- Written problem:
Return all the data below as it stands, minus the pictures.

Extracted data entries:
━━━━━━━━━━

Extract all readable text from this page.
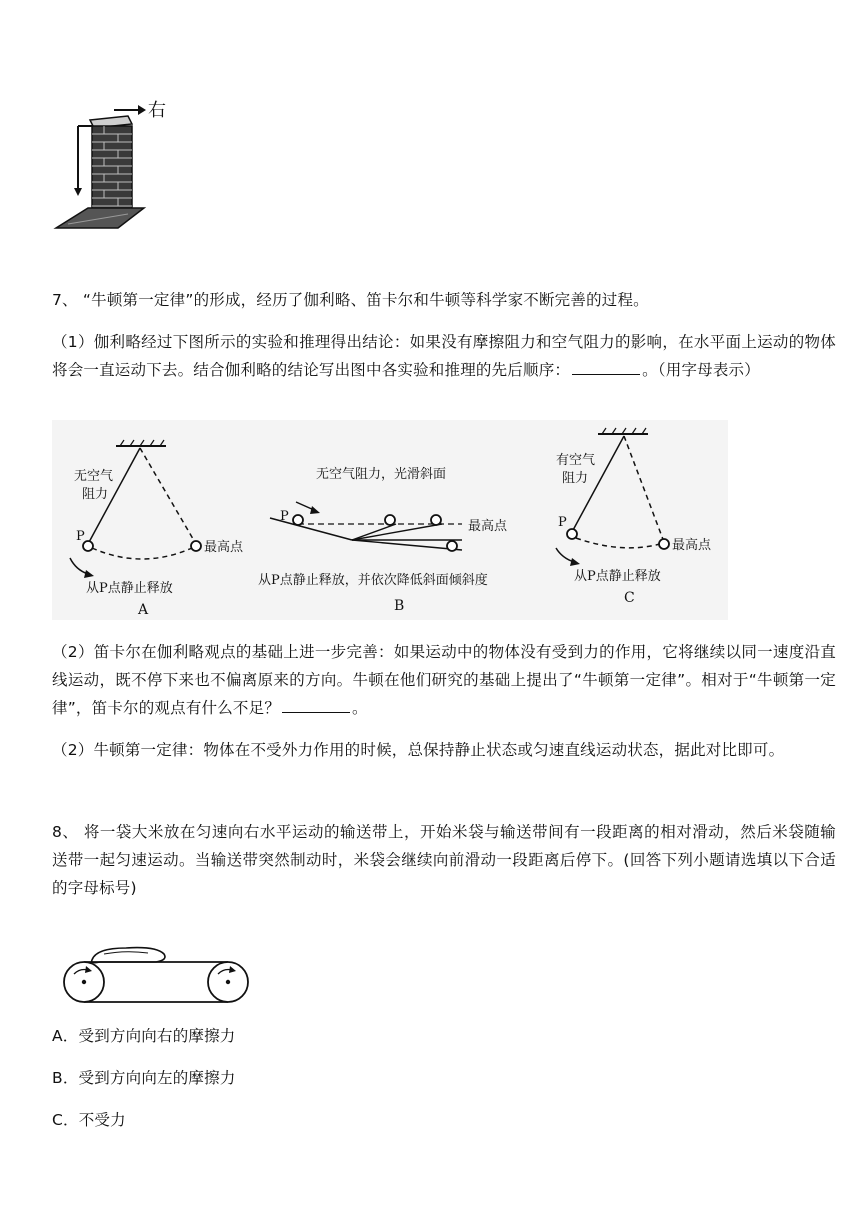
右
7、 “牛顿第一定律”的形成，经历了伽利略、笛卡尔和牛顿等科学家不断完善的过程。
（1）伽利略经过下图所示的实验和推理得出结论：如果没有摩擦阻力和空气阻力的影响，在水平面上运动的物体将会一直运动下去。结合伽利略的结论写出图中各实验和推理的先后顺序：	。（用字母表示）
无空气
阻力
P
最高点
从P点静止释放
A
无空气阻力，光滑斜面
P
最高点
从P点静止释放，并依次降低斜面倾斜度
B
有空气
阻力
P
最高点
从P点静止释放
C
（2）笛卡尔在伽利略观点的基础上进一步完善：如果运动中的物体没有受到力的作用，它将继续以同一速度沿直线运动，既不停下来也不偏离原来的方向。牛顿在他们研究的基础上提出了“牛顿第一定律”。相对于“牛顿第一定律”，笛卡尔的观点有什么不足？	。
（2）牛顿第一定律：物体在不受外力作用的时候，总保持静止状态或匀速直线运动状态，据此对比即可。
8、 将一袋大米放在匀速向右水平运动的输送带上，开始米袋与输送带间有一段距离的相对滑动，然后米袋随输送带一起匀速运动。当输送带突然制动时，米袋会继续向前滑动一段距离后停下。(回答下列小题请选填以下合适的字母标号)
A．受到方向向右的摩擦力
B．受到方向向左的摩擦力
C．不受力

━━━━━━━━━━

- Written answer:
Extract all readable text from this page.
右
7、 “牛顿第一定律”的形成，经历了伽利略、笛卡尔和牛顿等科学家不断完善的过程。
（1）伽利略经过下图所示的实验和推理得出结论：如果没有摩擦阻力和空气阻力的影响，在水平面上运动的物体将会一直运动下去。结合伽利略的结论写出图中各实验和推理的先后顺序：	。（用字母表示）
无空气
阻力
P
最高点
从P点静止释放
A
无空气阻力，光滑斜面
P
最高点
从P点静止释放，并依次降低斜面倾斜度
B
有空气
阻力
P
最高点
从P点静止释放
C
（2）笛卡尔在伽利略观点的基础上进一步完善：如果运动中的物体没有受到力的作用，它将继续以同一速度沿直线运动，既不停下来也不偏离原来的方向。牛顿在他们研究的基础上提出了“牛顿第一定律”。相对于“牛顿第一定律”，笛卡尔的观点有什么不足？	。
（2）牛顿第一定律：物体在不受外力作用的时候，总保持静止状态或匀速直线运动状态，据此对比即可。
8、 将一袋大米放在匀速向右水平运动的输送带上，开始米袋与输送带间有一段距离的相对滑动，然后米袋随输送带一起匀速运动。当输送带突然制动时，米袋会继续向前滑动一段距离后停下。(回答下列小题请选填以下合适的字母标号)
A．受到方向向右的摩擦力
B．受到方向向左的摩擦力
C．不受力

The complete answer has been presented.